## WHAT IS EXPECTED
For every line in the records that has the word "课件展示", make a copy.

## Stored entries
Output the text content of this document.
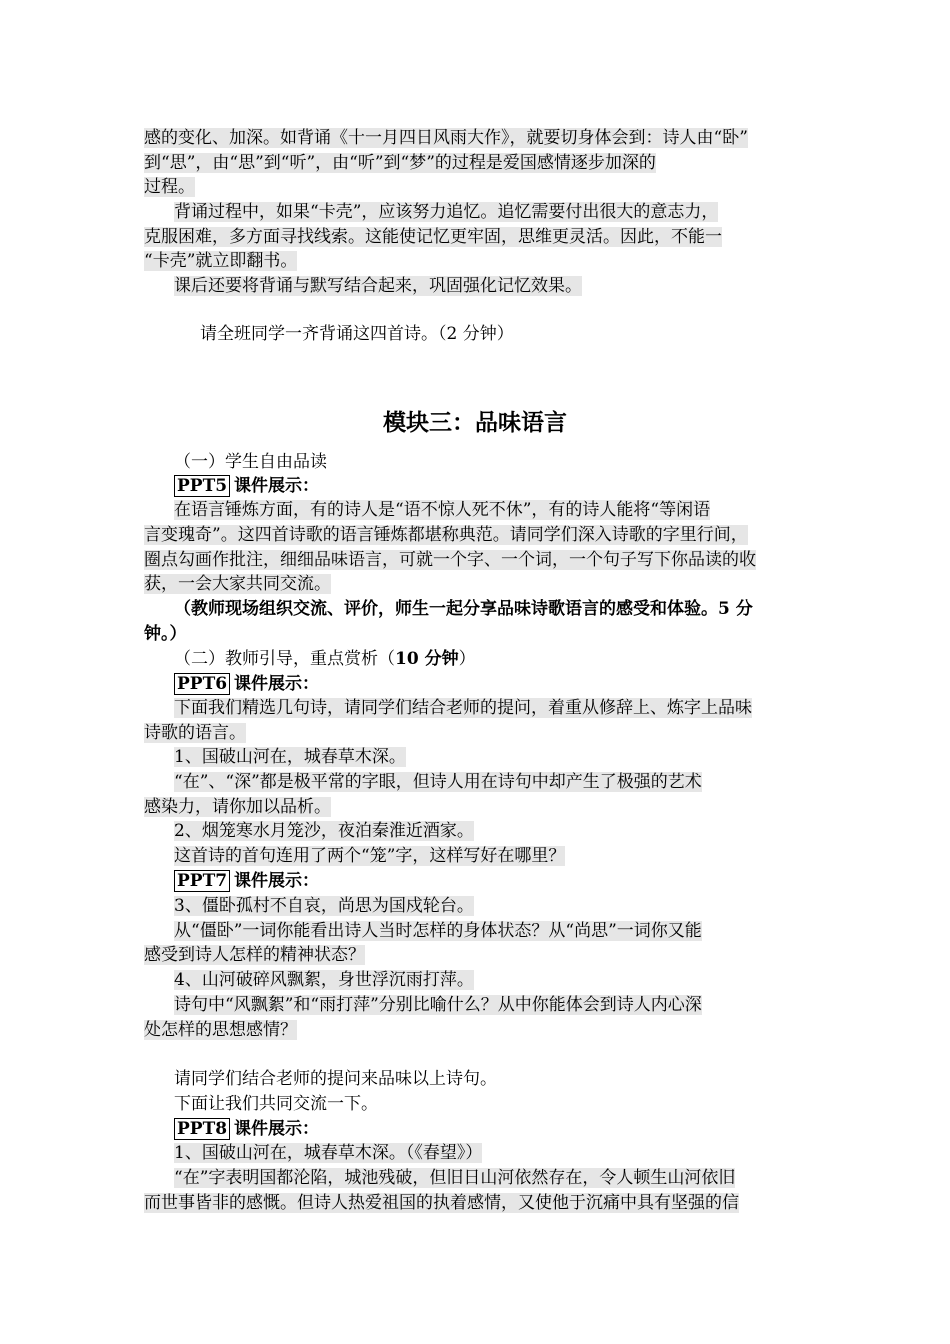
感的变化、加深。如背诵《十一月四日风雨大作》，就要切身体会到：诗人由“卧”
到“思”，由“思”到“听”，由“听”到“梦”的过程是爱国感情逐步加深的
过程。
背诵过程中，如果“卡壳”，应该努力追忆。追忆需要付出很大的意志力，
克服困难，多方面寻找线索。这能使记忆更牢固，思维更灵活。因此，不能一
“卡壳”就立即翻书。
课后还要将背诵与默写结合起来，巩固强化记忆效果。
请全班同学一齐背诵这四首诗。（2 分钟）
模块三：品味语言
（一）学生自由品读
PPT5 课件展示：
在语言锤炼方面，有的诗人是“语不惊人死不休”，有的诗人能将“等闲语
言变瑰奇”。这四首诗歌的语言锤炼都堪称典范。请同学们深入诗歌的字里行间，
圈点勾画作批注，细细品味语言，可就一个字、一个词，一个句子写下你品读的收
获，一会大家共同交流。
（教师现场组织交流、评价，师生一起分享品味诗歌语言的感受和体验。5 分
钟。）
（二）教师引导，重点赏析（10 分钟）
PPT6 课件展示：
下面我们精选几句诗，请同学们结合老师的提问，着重从修辞上、炼字上品味
诗歌的语言。
1、国破山河在，城春草木深。
“在”、“深”都是极平常的字眼，但诗人用在诗句中却产生了极强的艺术
感染力，请你加以品析。
2、烟笼寒水月笼沙，夜泊秦淮近酒家。
这首诗的首句连用了两个“笼”字，这样写好在哪里？
PPT7 课件展示：
3、僵卧孤村不自哀，尚思为国戍轮台。
从“僵卧”一词你能看出诗人当时怎样的身体状态？从“尚思”一词你又能
感受到诗人怎样的精神状态？
4、山河破碎风飘絮，身世浮沉雨打萍。
诗句中“风飘絮”和“雨打萍”分别比喻什么？从中你能体会到诗人内心深
处怎样的思想感情？
请同学们结合老师的提问来品味以上诗句。
下面让我们共同交流一下。
PPT8 课件展示：
1、国破山河在，城春草木深。（《春望》）
“在”字表明国都沦陷，城池残破，但旧日山河依然存在，令人顿生山河依旧
而世事皆非的感慨。但诗人热爱祖国的执着感情，又使他于沉痛中具有坚强的信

## FINISHED EXERCISE
PPT5 课件展示：
PPT6 课件展示：
PPT7 课件展示：
PPT8 课件展示：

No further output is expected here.